## Start THE INPUT

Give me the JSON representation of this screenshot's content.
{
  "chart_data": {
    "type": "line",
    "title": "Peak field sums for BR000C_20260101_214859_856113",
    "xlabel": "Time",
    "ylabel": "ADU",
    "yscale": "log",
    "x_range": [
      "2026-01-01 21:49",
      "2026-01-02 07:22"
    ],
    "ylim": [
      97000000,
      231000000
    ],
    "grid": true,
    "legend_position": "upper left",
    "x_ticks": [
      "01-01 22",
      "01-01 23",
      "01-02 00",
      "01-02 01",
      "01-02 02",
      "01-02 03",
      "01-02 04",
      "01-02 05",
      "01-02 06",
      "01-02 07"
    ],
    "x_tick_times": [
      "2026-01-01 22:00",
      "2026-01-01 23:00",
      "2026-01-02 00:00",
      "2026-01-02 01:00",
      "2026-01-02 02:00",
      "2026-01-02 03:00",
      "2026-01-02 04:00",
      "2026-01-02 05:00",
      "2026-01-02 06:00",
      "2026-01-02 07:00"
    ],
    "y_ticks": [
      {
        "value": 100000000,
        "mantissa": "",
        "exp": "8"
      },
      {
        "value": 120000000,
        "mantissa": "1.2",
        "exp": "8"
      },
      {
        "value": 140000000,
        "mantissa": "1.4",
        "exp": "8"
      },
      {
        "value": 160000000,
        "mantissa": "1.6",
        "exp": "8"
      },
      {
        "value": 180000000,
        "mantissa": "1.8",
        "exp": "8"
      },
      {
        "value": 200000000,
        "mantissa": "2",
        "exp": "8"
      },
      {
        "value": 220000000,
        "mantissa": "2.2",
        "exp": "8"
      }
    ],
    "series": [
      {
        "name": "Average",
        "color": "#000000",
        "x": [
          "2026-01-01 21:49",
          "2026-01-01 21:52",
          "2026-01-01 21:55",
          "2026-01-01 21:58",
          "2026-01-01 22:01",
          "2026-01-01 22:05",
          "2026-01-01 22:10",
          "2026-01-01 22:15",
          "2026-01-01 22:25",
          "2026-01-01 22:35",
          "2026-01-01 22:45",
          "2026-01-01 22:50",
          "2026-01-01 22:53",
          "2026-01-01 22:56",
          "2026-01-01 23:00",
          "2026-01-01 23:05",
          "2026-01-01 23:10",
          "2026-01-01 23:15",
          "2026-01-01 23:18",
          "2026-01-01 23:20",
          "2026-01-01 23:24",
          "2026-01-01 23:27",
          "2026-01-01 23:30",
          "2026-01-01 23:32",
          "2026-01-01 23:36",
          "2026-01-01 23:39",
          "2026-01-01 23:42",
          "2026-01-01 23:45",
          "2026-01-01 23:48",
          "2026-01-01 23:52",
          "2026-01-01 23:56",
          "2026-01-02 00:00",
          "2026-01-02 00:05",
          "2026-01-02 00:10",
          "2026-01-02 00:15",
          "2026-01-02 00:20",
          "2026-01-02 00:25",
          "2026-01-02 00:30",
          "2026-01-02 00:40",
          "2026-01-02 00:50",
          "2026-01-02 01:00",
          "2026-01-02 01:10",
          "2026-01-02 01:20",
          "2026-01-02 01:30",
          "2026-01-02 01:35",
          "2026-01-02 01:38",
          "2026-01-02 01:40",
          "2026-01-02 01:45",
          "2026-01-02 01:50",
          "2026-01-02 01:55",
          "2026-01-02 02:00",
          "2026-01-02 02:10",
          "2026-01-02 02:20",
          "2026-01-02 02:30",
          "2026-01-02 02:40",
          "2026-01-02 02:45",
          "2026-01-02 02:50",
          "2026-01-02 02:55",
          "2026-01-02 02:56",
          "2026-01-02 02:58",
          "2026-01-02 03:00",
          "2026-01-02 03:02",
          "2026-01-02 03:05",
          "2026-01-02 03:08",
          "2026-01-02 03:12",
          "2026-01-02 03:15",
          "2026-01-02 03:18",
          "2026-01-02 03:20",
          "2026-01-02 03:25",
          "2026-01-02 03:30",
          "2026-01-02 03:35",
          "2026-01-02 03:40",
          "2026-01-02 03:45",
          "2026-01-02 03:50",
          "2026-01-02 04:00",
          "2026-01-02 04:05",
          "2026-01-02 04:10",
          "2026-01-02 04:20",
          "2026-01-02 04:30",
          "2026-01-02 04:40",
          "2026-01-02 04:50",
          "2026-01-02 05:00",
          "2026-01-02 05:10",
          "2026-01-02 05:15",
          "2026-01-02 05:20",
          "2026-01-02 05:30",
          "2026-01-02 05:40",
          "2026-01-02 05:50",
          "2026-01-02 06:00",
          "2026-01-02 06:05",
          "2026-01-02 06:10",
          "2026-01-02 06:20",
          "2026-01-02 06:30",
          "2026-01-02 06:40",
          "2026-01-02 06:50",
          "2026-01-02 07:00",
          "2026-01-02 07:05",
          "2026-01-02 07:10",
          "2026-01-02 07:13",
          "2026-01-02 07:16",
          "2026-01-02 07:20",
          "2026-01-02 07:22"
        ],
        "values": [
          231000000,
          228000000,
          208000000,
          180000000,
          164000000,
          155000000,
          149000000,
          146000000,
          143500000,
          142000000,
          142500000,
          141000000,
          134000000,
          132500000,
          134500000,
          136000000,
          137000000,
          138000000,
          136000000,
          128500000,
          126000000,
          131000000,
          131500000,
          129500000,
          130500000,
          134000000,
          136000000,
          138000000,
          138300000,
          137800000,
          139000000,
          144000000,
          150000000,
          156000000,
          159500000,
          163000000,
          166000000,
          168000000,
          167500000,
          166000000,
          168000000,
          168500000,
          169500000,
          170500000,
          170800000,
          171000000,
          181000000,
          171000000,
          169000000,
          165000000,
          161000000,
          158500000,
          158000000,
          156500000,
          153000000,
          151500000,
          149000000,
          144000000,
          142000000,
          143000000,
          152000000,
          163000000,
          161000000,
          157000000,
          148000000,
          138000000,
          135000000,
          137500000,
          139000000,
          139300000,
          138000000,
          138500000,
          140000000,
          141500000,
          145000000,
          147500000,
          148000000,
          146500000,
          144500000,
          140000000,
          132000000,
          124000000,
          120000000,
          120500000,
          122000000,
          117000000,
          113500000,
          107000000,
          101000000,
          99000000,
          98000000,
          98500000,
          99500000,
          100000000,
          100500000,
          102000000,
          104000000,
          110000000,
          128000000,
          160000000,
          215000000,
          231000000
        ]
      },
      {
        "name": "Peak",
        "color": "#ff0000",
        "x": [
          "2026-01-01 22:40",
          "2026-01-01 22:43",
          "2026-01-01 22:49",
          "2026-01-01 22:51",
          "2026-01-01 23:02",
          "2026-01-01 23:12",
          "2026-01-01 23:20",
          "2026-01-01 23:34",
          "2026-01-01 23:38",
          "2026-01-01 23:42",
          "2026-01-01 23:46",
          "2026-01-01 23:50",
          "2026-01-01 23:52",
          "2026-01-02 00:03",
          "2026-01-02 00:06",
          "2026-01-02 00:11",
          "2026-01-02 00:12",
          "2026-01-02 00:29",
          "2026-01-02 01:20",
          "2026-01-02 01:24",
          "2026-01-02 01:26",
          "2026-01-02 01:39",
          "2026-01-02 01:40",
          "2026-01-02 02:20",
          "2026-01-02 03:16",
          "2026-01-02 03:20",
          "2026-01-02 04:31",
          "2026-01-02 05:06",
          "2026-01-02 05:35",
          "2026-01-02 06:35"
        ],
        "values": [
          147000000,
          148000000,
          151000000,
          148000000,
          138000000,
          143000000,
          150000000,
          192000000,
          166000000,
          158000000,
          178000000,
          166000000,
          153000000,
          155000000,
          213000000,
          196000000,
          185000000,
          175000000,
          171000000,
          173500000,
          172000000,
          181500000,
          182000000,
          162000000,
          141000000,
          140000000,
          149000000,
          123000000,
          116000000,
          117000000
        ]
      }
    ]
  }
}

## End THE INPUT

◆ **EXERCISE GOAL**: The entries above should be repeated exactly, every one of them.

◆ **ANSWER TO THE PROBLEM**:
Give me the JSON representation of this screenshot's content.
{
  "chart_data": {
    "type": "line",
    "title": "Peak field sums for BR000C_20260101_214859_856113",
    "xlabel": "Time",
    "ylabel": "ADU",
    "yscale": "log",
    "x_range": [
      "2026-01-01 21:49",
      "2026-01-02 07:22"
    ],
    "ylim": [
      97000000,
      231000000
    ],
    "grid": true,
    "legend_position": "upper left",
    "x_ticks": [
      "01-01 22",
      "01-01 23",
      "01-02 00",
      "01-02 01",
      "01-02 02",
      "01-02 03",
      "01-02 04",
      "01-02 05",
      "01-02 06",
      "01-02 07"
    ],
    "x_tick_times": [
      "2026-01-01 22:00",
      "2026-01-01 23:00",
      "2026-01-02 00:00",
      "2026-01-02 01:00",
      "2026-01-02 02:00",
      "2026-01-02 03:00",
      "2026-01-02 04:00",
      "2026-01-02 05:00",
      "2026-01-02 06:00",
      "2026-01-02 07:00"
    ],
    "y_ticks": [
      {
        "value": 100000000,
        "mantissa": "",
        "exp": "8"
      },
      {
        "value": 120000000,
        "mantissa": "1.2",
        "exp": "8"
      },
      {
        "value": 140000000,
        "mantissa": "1.4",
        "exp": "8"
      },
      {
        "value": 160000000,
        "mantissa": "1.6",
        "exp": "8"
      },
      {
        "value": 180000000,
        "mantissa": "1.8",
        "exp": "8"
      },
      {
        "value": 200000000,
        "mantissa": "2",
        "exp": "8"
      },
      {
        "value": 220000000,
        "mantissa": "2.2",
        "exp": "8"
      }
    ],
    "series": [
      {
        "name": "Average",
        "color": "#000000",
        "x": [
          "2026-01-01 21:49",
          "2026-01-01 21:52",
          "2026-01-01 21:55",
          "2026-01-01 21:58",
          "2026-01-01 22:01",
          "2026-01-01 22:05",
          "2026-01-01 22:10",
          "2026-01-01 22:15",
          "2026-01-01 22:25",
          "2026-01-01 22:35",
          "2026-01-01 22:45",
          "2026-01-01 22:50",
          "2026-01-01 22:53",
          "2026-01-01 22:56",
          "2026-01-01 23:00",
          "2026-01-01 23:05",
          "2026-01-01 23:10",
          "2026-01-01 23:15",
          "2026-01-01 23:18",
          "2026-01-01 23:20",
          "2026-01-01 23:24",
          "2026-01-01 23:27",
          "2026-01-01 23:30",
          "2026-01-01 23:32",
          "2026-01-01 23:36",
          "2026-01-01 23:39",
          "2026-01-01 23:42",
          "2026-01-01 23:45",
          "2026-01-01 23:48",
          "2026-01-01 23:52",
          "2026-01-01 23:56",
          "2026-01-02 00:00",
          "2026-01-02 00:05",
          "2026-01-02 00:10",
          "2026-01-02 00:15",
          "2026-01-02 00:20",
          "2026-01-02 00:25",
          "2026-01-02 00:30",
          "2026-01-02 00:40",
          "2026-01-02 00:50",
          "2026-01-02 01:00",
          "2026-01-02 01:10",
          "2026-01-02 01:20",
          "2026-01-02 01:30",
          "2026-01-02 01:35",
          "2026-01-02 01:38",
          "2026-01-02 01:40",
          "2026-01-02 01:45",
          "2026-01-02 01:50",
          "2026-01-02 01:55",
          "2026-01-02 02:00",
          "2026-01-02 02:10",
          "2026-01-02 02:20",
          "2026-01-02 02:30",
          "2026-01-02 02:40",
          "2026-01-02 02:45",
          "2026-01-02 02:50",
          "2026-01-02 02:55",
          "2026-01-02 02:56",
          "2026-01-02 02:58",
          "2026-01-02 03:00",
          "2026-01-02 03:02",
          "2026-01-02 03:05",
          "2026-01-02 03:08",
          "2026-01-02 03:12",
          "2026-01-02 03:15",
          "2026-01-02 03:18",
          "2026-01-02 03:20",
          "2026-01-02 03:25",
          "2026-01-02 03:30",
          "2026-01-02 03:35",
          "2026-01-02 03:40",
          "2026-01-02 03:45",
          "2026-01-02 03:50",
          "2026-01-02 04:00",
          "2026-01-02 04:05",
          "2026-01-02 04:10",
          "2026-01-02 04:20",
          "2026-01-02 04:30",
          "2026-01-02 04:40",
          "2026-01-02 04:50",
          "2026-01-02 05:00",
          "2026-01-02 05:10",
          "2026-01-02 05:15",
          "2026-01-02 05:20",
          "2026-01-02 05:30",
          "2026-01-02 05:40",
          "2026-01-02 05:50",
          "2026-01-02 06:00",
          "2026-01-02 06:05",
          "2026-01-02 06:10",
          "2026-01-02 06:20",
          "2026-01-02 06:30",
          "2026-01-02 06:40",
          "2026-01-02 06:50",
          "2026-01-02 07:00",
          "2026-01-02 07:05",
          "2026-01-02 07:10",
          "2026-01-02 07:13",
          "2026-01-02 07:16",
          "2026-01-02 07:20",
          "2026-01-02 07:22"
        ],
        "values": [
          231000000,
          228000000,
          208000000,
          180000000,
          164000000,
          155000000,
          149000000,
          146000000,
          143500000,
          142000000,
          142500000,
          141000000,
          134000000,
          132500000,
          134500000,
          136000000,
          137000000,
          138000000,
          136000000,
          128500000,
          126000000,
          131000000,
          131500000,
          129500000,
          130500000,
          134000000,
          136000000,
          138000000,
          138300000,
          137800000,
          139000000,
          144000000,
          150000000,
          156000000,
          159500000,
          163000000,
          166000000,
          168000000,
          167500000,
          166000000,
          168000000,
          168500000,
          169500000,
          170500000,
          170800000,
          171000000,
          181000000,
          171000000,
          169000000,
          165000000,
          161000000,
          158500000,
          158000000,
          156500000,
          153000000,
          151500000,
          149000000,
          144000000,
          142000000,
          143000000,
          152000000,
          163000000,
          161000000,
          157000000,
          148000000,
          138000000,
          135000000,
          137500000,
          139000000,
          139300000,
          138000000,
          138500000,
          140000000,
          141500000,
          145000000,
          147500000,
          148000000,
          146500000,
          144500000,
          140000000,
          132000000,
          124000000,
          120000000,
          120500000,
          122000000,
          117000000,
          113500000,
          107000000,
          101000000,
          99000000,
          98000000,
          98500000,
          99500000,
          100000000,
          100500000,
          102000000,
          104000000,
          110000000,
          128000000,
          160000000,
          215000000,
          231000000
        ]
      },
      {
        "name": "Peak",
        "color": "#ff0000",
        "x": [
          "2026-01-01 22:40",
          "2026-01-01 22:43",
          "2026-01-01 22:49",
          "2026-01-01 22:51",
          "2026-01-01 23:02",
          "2026-01-01 23:12",
          "2026-01-01 23:20",
          "2026-01-01 23:34",
          "2026-01-01 23:38",
          "2026-01-01 23:42",
          "2026-01-01 23:46",
          "2026-01-01 23:50",
          "2026-01-01 23:52",
          "2026-01-02 00:03",
          "2026-01-02 00:06",
          "2026-01-02 00:11",
          "2026-01-02 00:12",
          "2026-01-02 00:29",
          "2026-01-02 01:20",
          "2026-01-02 01:24",
          "2026-01-02 01:26",
          "2026-01-02 01:39",
          "2026-01-02 01:40",
          "2026-01-02 02:20",
          "2026-01-02 03:16",
          "2026-01-02 03:20",
          "2026-01-02 04:31",
          "2026-01-02 05:06",
          "2026-01-02 05:35",
          "2026-01-02 06:35"
        ],
        "values": [
          147000000,
          148000000,
          151000000,
          148000000,
          138000000,
          143000000,
          150000000,
          192000000,
          166000000,
          158000000,
          178000000,
          166000000,
          153000000,
          155000000,
          213000000,
          196000000,
          185000000,
          175000000,
          171000000,
          173500000,
          172000000,
          181500000,
          182000000,
          162000000,
          141000000,
          140000000,
          149000000,
          123000000,
          116000000,
          117000000
        ]
      }
    ]
  }
}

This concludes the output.